### EXCERPTED DATA
■ ■ ■ ■

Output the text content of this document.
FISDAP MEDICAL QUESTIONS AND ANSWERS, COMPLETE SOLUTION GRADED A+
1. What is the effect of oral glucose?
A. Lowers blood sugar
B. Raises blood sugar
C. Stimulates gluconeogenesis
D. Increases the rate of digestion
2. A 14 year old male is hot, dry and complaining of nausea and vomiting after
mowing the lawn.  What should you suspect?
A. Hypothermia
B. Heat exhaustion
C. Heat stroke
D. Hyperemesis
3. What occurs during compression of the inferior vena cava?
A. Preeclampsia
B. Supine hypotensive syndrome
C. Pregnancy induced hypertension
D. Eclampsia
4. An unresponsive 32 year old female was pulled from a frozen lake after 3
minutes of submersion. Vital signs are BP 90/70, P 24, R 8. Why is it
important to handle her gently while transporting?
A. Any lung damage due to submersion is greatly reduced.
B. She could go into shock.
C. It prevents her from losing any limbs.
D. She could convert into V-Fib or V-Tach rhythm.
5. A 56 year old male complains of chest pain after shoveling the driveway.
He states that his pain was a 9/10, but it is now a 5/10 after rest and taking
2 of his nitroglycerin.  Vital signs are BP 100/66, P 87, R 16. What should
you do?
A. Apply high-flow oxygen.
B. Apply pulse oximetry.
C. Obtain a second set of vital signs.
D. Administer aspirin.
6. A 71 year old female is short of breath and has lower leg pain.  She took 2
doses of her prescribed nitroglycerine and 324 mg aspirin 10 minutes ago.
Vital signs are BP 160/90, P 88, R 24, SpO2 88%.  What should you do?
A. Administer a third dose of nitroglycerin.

■ ■ ■ ■

### TRY IT
Go through the listing above and copy each line exactly.

### RESPONSE BELOW
Output the text content of this document.
FISDAP MEDICAL QUESTIONS AND ANSWERS, COMPLETE SOLUTION GRADED A+
1. What is the effect of oral glucose?
A. Lowers blood sugar
B. Raises blood sugar
C. Stimulates gluconeogenesis
D. Increases the rate of digestion
2. A 14 year old male is hot, dry and complaining of nausea and vomiting after
mowing the lawn.  What should you suspect?
A. Hypothermia
B. Heat exhaustion
C. Heat stroke
D. Hyperemesis
3. What occurs during compression of the inferior vena cava?
A. Preeclampsia
B. Supine hypotensive syndrome
C. Pregnancy induced hypertension
D. Eclampsia
4. An unresponsive 32 year old female was pulled from a frozen lake after 3
minutes of submersion. Vital signs are BP 90/70, P 24, R 8. Why is it
important to handle her gently while transporting?
A. Any lung damage due to submersion is greatly reduced.
B. She could go into shock.
C. It prevents her from losing any limbs.
D. She could convert into V-Fib or V-Tach rhythm.
5. A 56 year old male complains of chest pain after shoveling the driveway.
He states that his pain was a 9/10, but it is now a 5/10 after rest and taking
2 of his nitroglycerin.  Vital signs are BP 100/66, P 87, R 16. What should
you do?
A. Apply high-flow oxygen.
B. Apply pulse oximetry.
C. Obtain a second set of vital signs.
D. Administer aspirin.
6. A 71 year old female is short of breath and has lower leg pain.  She took 2
doses of her prescribed nitroglycerine and 324 mg aspirin 10 minutes ago.
Vital signs are BP 160/90, P 88, R 24, SpO2 88%.  What should you do?
A. Administer a third dose of nitroglycerin.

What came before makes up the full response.